◆ **INSTRUCTIONS TO FOLLOW**
Find every line in the data below that contains the string "chart", and copy each of those lines.
........
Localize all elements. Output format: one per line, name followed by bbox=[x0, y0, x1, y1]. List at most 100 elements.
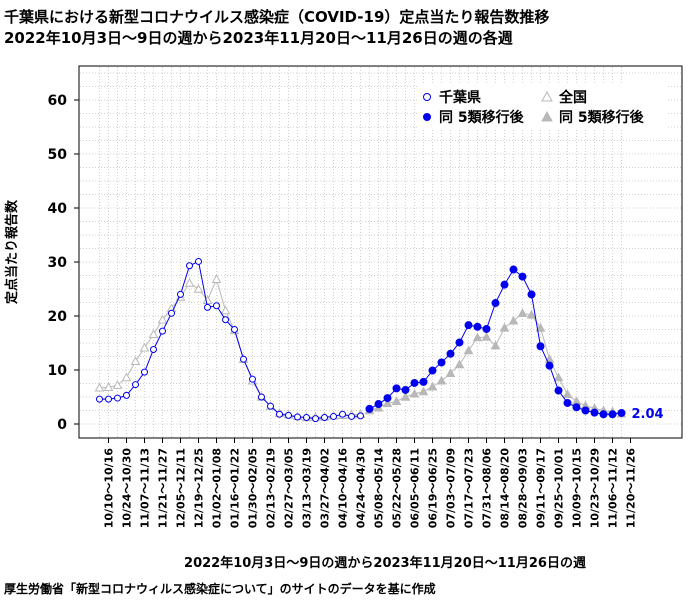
data-point bbox=[554, 386, 563, 395]
data-point bbox=[491, 299, 500, 308]
chart-title-line2: 2022年10月3日〜9日の週から2023年11月20日〜11月26日の週の各週 bbox=[4, 29, 513, 47]
data-point bbox=[285, 411, 292, 419]
data-point bbox=[527, 290, 536, 299]
data-point bbox=[455, 338, 464, 347]
data-point bbox=[392, 384, 401, 393]
data-point bbox=[499, 322, 510, 332]
legend-box bbox=[418, 85, 666, 129]
data-point bbox=[517, 308, 528, 317]
data-point bbox=[139, 342, 150, 352]
data-point bbox=[410, 378, 419, 387]
x-tick-label: 03/27〜04/02 bbox=[319, 448, 332, 528]
x-tick-label: 08/14〜08/20 bbox=[499, 448, 512, 529]
data-point bbox=[339, 410, 346, 418]
legend-label: 同 5類移行後 bbox=[439, 109, 525, 126]
data-point bbox=[464, 321, 473, 330]
data-point bbox=[249, 375, 256, 383]
data-point bbox=[184, 278, 195, 287]
series-line bbox=[99, 260, 361, 420]
data-point bbox=[608, 410, 617, 419]
x-tick-label: 05/08〜05/14 bbox=[373, 448, 386, 529]
x-tick-label: 02/13〜02/19 bbox=[265, 448, 278, 528]
data-point bbox=[357, 412, 364, 420]
data-point bbox=[518, 272, 527, 281]
legend-marker bbox=[541, 110, 553, 122]
y-tick-label: 0 bbox=[57, 417, 67, 433]
data-point bbox=[141, 368, 148, 376]
data-point bbox=[391, 396, 402, 406]
data-point bbox=[213, 302, 220, 310]
data-point bbox=[240, 355, 247, 363]
data-point bbox=[562, 389, 573, 398]
data-point bbox=[294, 413, 301, 421]
data-point bbox=[150, 345, 157, 353]
data-point bbox=[258, 393, 265, 401]
data-point bbox=[177, 290, 184, 298]
plot-frame bbox=[78, 65, 683, 439]
y-tick-label: 60 bbox=[48, 93, 68, 109]
data-point bbox=[590, 408, 599, 417]
data-point bbox=[400, 391, 411, 401]
data-point bbox=[195, 257, 202, 265]
legend-label: 全国 bbox=[558, 89, 587, 106]
data-point bbox=[159, 327, 166, 335]
x-tick-label: 11/07〜11/13 bbox=[139, 448, 152, 528]
data-point bbox=[526, 309, 537, 319]
x-tick-label: 12/19〜12/25 bbox=[193, 448, 206, 528]
x-tick-label: 04/10〜04/16 bbox=[337, 448, 350, 529]
x-tick-label: 05/22〜05/28 bbox=[391, 448, 404, 528]
x-tick-label: 04/24〜04/30 bbox=[355, 448, 368, 529]
data-point bbox=[186, 262, 193, 270]
data-point bbox=[490, 340, 501, 350]
data-point bbox=[536, 342, 545, 351]
legend-label: 千葉県 bbox=[439, 89, 481, 106]
line-chart: 0 10 20 30 40 50 60 定点当たり報告数 10/10〜10/16 10/24〜10… bbox=[4, 65, 683, 571]
data-point bbox=[500, 280, 509, 289]
data-point bbox=[545, 361, 554, 370]
x-tick-label: 07/31〜08/06 bbox=[481, 448, 494, 529]
data-point bbox=[535, 322, 546, 332]
x-tick-label: 09/25〜10/01 bbox=[553, 448, 566, 528]
x-tick-label: 01/02〜01/08 bbox=[211, 448, 224, 528]
data-point bbox=[231, 326, 238, 333]
data-point bbox=[427, 381, 438, 391]
legend-marker bbox=[541, 90, 553, 102]
x-tick-label: 01/16〜01/22 bbox=[229, 448, 242, 528]
y-tick-label: 40 bbox=[48, 201, 68, 217]
data-point bbox=[374, 400, 383, 409]
data-point bbox=[409, 388, 420, 398]
data-point bbox=[211, 274, 222, 283]
source-note: 厚生労働省「新型コロナウィルス感染症について」のサイトのデータを基に作成 bbox=[4, 582, 436, 596]
chart-title-line1: 千葉県における新型コロナウイルス感染症（COVID-19）定点当たり報告数推移 bbox=[4, 8, 550, 26]
data-point bbox=[303, 414, 310, 422]
data-point bbox=[509, 265, 518, 274]
x-tick-label: 11/20〜11/26 bbox=[625, 448, 638, 529]
x-tick-label: 07/03〜07/09 bbox=[445, 448, 458, 528]
data-point bbox=[365, 404, 374, 413]
data-point bbox=[121, 372, 132, 382]
last-value-label: 2.04 bbox=[632, 407, 664, 422]
data-point bbox=[482, 324, 491, 333]
data-point bbox=[599, 410, 608, 419]
x-tick-label: 11/21〜11/27 bbox=[157, 448, 170, 528]
data-point bbox=[481, 332, 492, 341]
data-point bbox=[382, 398, 393, 408]
data-point bbox=[222, 316, 229, 324]
data-point bbox=[193, 283, 204, 293]
y-tick-label: 50 bbox=[48, 147, 68, 163]
y-tick-label: 20 bbox=[48, 309, 68, 325]
data-point bbox=[454, 359, 465, 369]
data-point bbox=[330, 412, 337, 420]
x-tick-label: 06/05〜06/11 bbox=[409, 448, 422, 528]
x-tick-label: 09/11〜09/17 bbox=[535, 448, 548, 528]
data-point bbox=[157, 314, 168, 324]
x-tick-label: 08/28〜09/03 bbox=[517, 448, 530, 528]
data-point bbox=[463, 345, 474, 355]
x-tick-label: 12/05〜12/11 bbox=[175, 448, 188, 528]
data-point bbox=[445, 368, 456, 377]
data-point bbox=[312, 415, 319, 423]
x-axis-label: 2022年10月3日〜9日の週から2023年11月20日〜11月26日の週 bbox=[184, 555, 586, 571]
data-point bbox=[401, 385, 410, 394]
data-point bbox=[473, 322, 482, 331]
x-tick-label: 10/23〜10/29 bbox=[589, 448, 602, 528]
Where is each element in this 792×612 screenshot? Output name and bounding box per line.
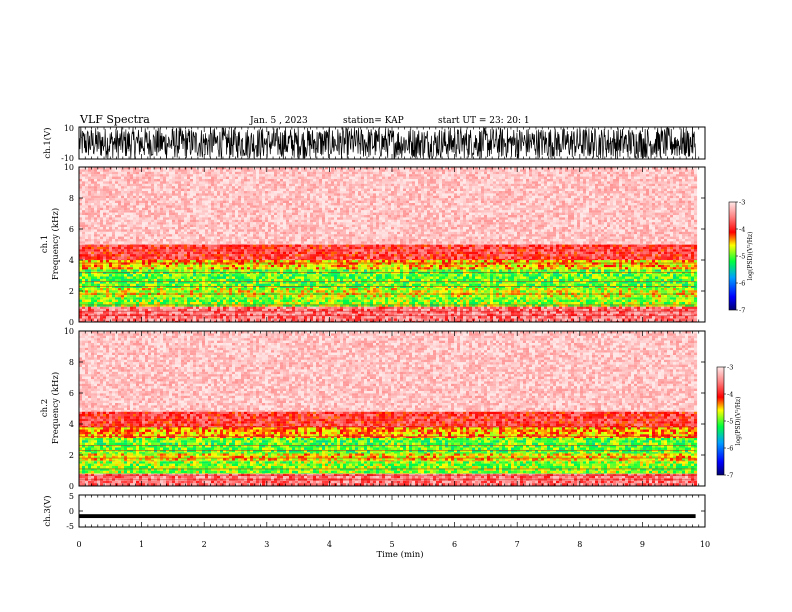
........
◆ **EXERCISE SOLUTION**
chart-title-line2: 2022年10月3日〜9日の週から2023年11月20日〜11月26日の週の各週 bbox=[4, 29, 513, 47]
line-chart: 0 10 20 30 40 50 60 定点当たり報告数 10/10〜10/16 10/24〜10… bbox=[4, 65, 683, 571]
chart-title-line1: 千葉県における新型コロナウイルス感染症（COVID-19）定点当たり報告数推移 bbox=[4, 8, 550, 26]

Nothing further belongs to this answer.